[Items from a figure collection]
_ _ _ _ _

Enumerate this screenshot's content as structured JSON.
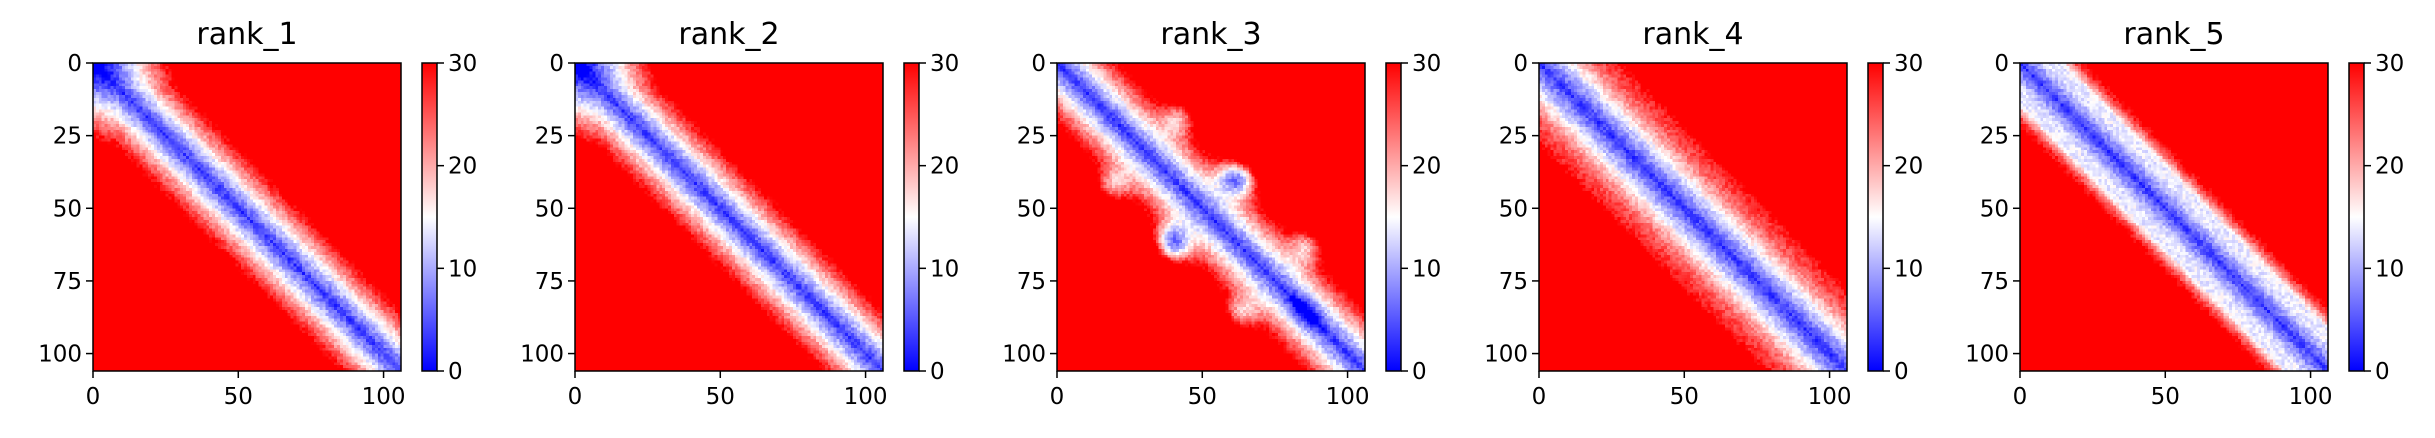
{
  "chart_data": [
    {
      "type": "heatmap",
      "title": "rank_1",
      "variant": "plain",
      "grid_size": 106,
      "xlim": [
        0,
        106
      ],
      "ylim": [
        106,
        0
      ],
      "x_ticks": [
        0,
        50,
        100
      ],
      "y_ticks": [
        0,
        25,
        50,
        75,
        100
      ],
      "colorbar": {
        "ticks": [
          0,
          10,
          20,
          30
        ],
        "range": [
          0,
          30
        ],
        "colormap": "bwr",
        "colors": [
          "#0000ff",
          "#ffffff",
          "#ff0000"
        ]
      },
      "grid": false
    },
    {
      "type": "heatmap",
      "title": "rank_2",
      "variant": "plain",
      "grid_size": 106,
      "xlim": [
        0,
        106
      ],
      "ylim": [
        106,
        0
      ],
      "x_ticks": [
        0,
        50,
        100
      ],
      "y_ticks": [
        0,
        25,
        50,
        75,
        100
      ],
      "colorbar": {
        "ticks": [
          0,
          10,
          20,
          30
        ],
        "range": [
          0,
          30
        ],
        "colormap": "bwr",
        "colors": [
          "#0000ff",
          "#ffffff",
          "#ff0000"
        ]
      },
      "grid": false
    },
    {
      "type": "heatmap",
      "title": "rank_3",
      "variant": "blobs",
      "grid_size": 106,
      "xlim": [
        0,
        106
      ],
      "ylim": [
        106,
        0
      ],
      "x_ticks": [
        0,
        50,
        100
      ],
      "y_ticks": [
        0,
        25,
        50,
        75,
        100
      ],
      "colorbar": {
        "ticks": [
          0,
          10,
          20,
          30
        ],
        "range": [
          0,
          30
        ],
        "colormap": "bwr",
        "colors": [
          "#0000ff",
          "#ffffff",
          "#ff0000"
        ]
      },
      "grid": false
    },
    {
      "type": "heatmap",
      "title": "rank_4",
      "variant": "pale",
      "grid_size": 106,
      "xlim": [
        0,
        106
      ],
      "ylim": [
        106,
        0
      ],
      "x_ticks": [
        0,
        50,
        100
      ],
      "y_ticks": [
        0,
        25,
        50,
        75,
        100
      ],
      "colorbar": {
        "ticks": [
          0,
          10,
          20,
          30
        ],
        "range": [
          0,
          30
        ],
        "colormap": "bwr",
        "colors": [
          "#0000ff",
          "#ffffff",
          "#ff0000"
        ]
      },
      "grid": false
    },
    {
      "type": "heatmap",
      "title": "rank_5",
      "variant": "stripes",
      "grid_size": 106,
      "xlim": [
        0,
        106
      ],
      "ylim": [
        106,
        0
      ],
      "x_ticks": [
        0,
        50,
        100
      ],
      "y_ticks": [
        0,
        25,
        50,
        75,
        100
      ],
      "colorbar": {
        "ticks": [
          0,
          10,
          20,
          30
        ],
        "range": [
          0,
          30
        ],
        "colormap": "bwr",
        "colors": [
          "#0000ff",
          "#ffffff",
          "#ff0000"
        ]
      },
      "grid": false
    }
  ]
}
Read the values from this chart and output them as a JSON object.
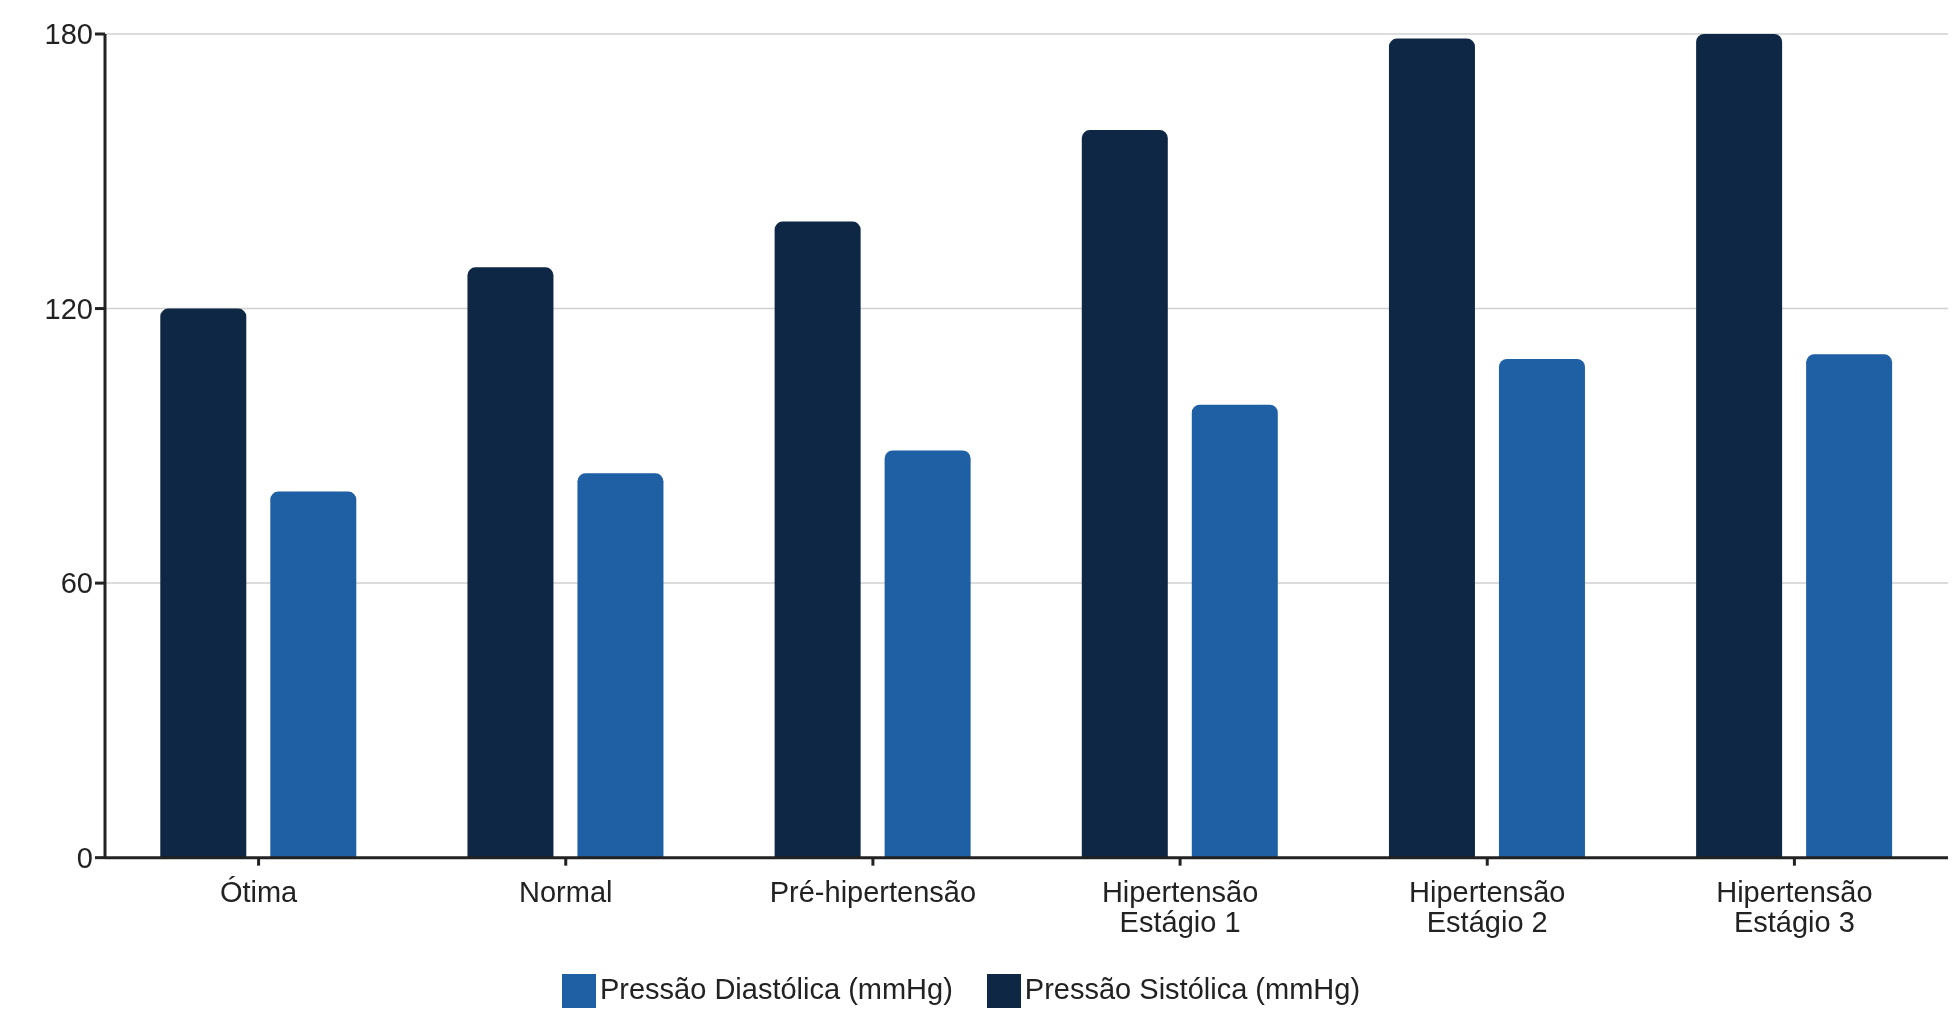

_ _ _ _ _

AIM
Repeat all the records above exactly, leaving out any pictures.

RESPONSE
Enumerate this screenshot's content as structured JSON.
{
  "chart_data": [
    {
      "type": "heatmap",
      "title": "rank_1",
      "variant": "plain",
      "grid_size": 106,
      "xlim": [
        0,
        106
      ],
      "ylim": [
        106,
        0
      ],
      "x_ticks": [
        0,
        50,
        100
      ],
      "y_ticks": [
        0,
        25,
        50,
        75,
        100
      ],
      "colorbar": {
        "ticks": [
          0,
          10,
          20,
          30
        ],
        "range": [
          0,
          30
        ],
        "colormap": "bwr",
        "colors": [
          "#0000ff",
          "#ffffff",
          "#ff0000"
        ]
      },
      "grid": false
    },
    {
      "type": "heatmap",
      "title": "rank_2",
      "variant": "plain",
      "grid_size": 106,
      "xlim": [
        0,
        106
      ],
      "ylim": [
        106,
        0
      ],
      "x_ticks": [
        0,
        50,
        100
      ],
      "y_ticks": [
        0,
        25,
        50,
        75,
        100
      ],
      "colorbar": {
        "ticks": [
          0,
          10,
          20,
          30
        ],
        "range": [
          0,
          30
        ],
        "colormap": "bwr",
        "colors": [
          "#0000ff",
          "#ffffff",
          "#ff0000"
        ]
      },
      "grid": false
    },
    {
      "type": "heatmap",
      "title": "rank_3",
      "variant": "blobs",
      "grid_size": 106,
      "xlim": [
        0,
        106
      ],
      "ylim": [
        106,
        0
      ],
      "x_ticks": [
        0,
        50,
        100
      ],
      "y_ticks": [
        0,
        25,
        50,
        75,
        100
      ],
      "colorbar": {
        "ticks": [
          0,
          10,
          20,
          30
        ],
        "range": [
          0,
          30
        ],
        "colormap": "bwr",
        "colors": [
          "#0000ff",
          "#ffffff",
          "#ff0000"
        ]
      },
      "grid": false
    },
    {
      "type": "heatmap",
      "title": "rank_4",
      "variant": "pale",
      "grid_size": 106,
      "xlim": [
        0,
        106
      ],
      "ylim": [
        106,
        0
      ],
      "x_ticks": [
        0,
        50,
        100
      ],
      "y_ticks": [
        0,
        25,
        50,
        75,
        100
      ],
      "colorbar": {
        "ticks": [
          0,
          10,
          20,
          30
        ],
        "range": [
          0,
          30
        ],
        "colormap": "bwr",
        "colors": [
          "#0000ff",
          "#ffffff",
          "#ff0000"
        ]
      },
      "grid": false
    },
    {
      "type": "heatmap",
      "title": "rank_5",
      "variant": "stripes",
      "grid_size": 106,
      "xlim": [
        0,
        106
      ],
      "ylim": [
        106,
        0
      ],
      "x_ticks": [
        0,
        50,
        100
      ],
      "y_ticks": [
        0,
        25,
        50,
        75,
        100
      ],
      "colorbar": {
        "ticks": [
          0,
          10,
          20,
          30
        ],
        "range": [
          0,
          30
        ],
        "colormap": "bwr",
        "colors": [
          "#0000ff",
          "#ffffff",
          "#ff0000"
        ]
      },
      "grid": false
    }
  ]
}
Read the values from this chart and output them as a JSON object.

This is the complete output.